━━━━━ RECORDS ━━━━━

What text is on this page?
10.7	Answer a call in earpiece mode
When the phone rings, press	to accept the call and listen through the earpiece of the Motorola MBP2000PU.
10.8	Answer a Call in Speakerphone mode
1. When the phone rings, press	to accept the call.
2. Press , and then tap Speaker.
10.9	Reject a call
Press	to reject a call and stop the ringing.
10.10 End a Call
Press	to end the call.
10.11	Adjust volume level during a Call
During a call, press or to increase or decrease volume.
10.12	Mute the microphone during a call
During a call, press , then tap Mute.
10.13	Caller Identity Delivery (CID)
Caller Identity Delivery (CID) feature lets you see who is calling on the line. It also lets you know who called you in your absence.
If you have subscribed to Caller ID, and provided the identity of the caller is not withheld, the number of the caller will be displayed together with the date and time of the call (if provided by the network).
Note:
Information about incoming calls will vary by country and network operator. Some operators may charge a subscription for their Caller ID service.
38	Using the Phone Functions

━━━━━

Write out all of the records once more, exactly.

What text is on this page?
10.7	Answer a call in earpiece mode
When the phone rings, press	to accept the call and listen through the earpiece of the Motorola MBP2000PU.
10.8	Answer a Call in Speakerphone mode
1. When the phone rings, press	to accept the call.
2. Press , and then tap Speaker.
10.9	Reject a call
Press	to reject a call and stop the ringing.
10.10 End a Call
Press	to end the call.
10.11	Adjust volume level during a Call
During a call, press or to increase or decrease volume.
10.12	Mute the microphone during a call
During a call, press , then tap Mute.
10.13	Caller Identity Delivery (CID)
Caller Identity Delivery (CID) feature lets you see who is calling on the line. It also lets you know who called you in your absence.
If you have subscribed to Caller ID, and provided the identity of the caller is not withheld, the number of the caller will be displayed together with the date and time of the call (if provided by the network).
Note:
Information about incoming calls will vary by country and network operator. Some operators may charge a subscription for their Caller ID service.
38	Using the Phone Functions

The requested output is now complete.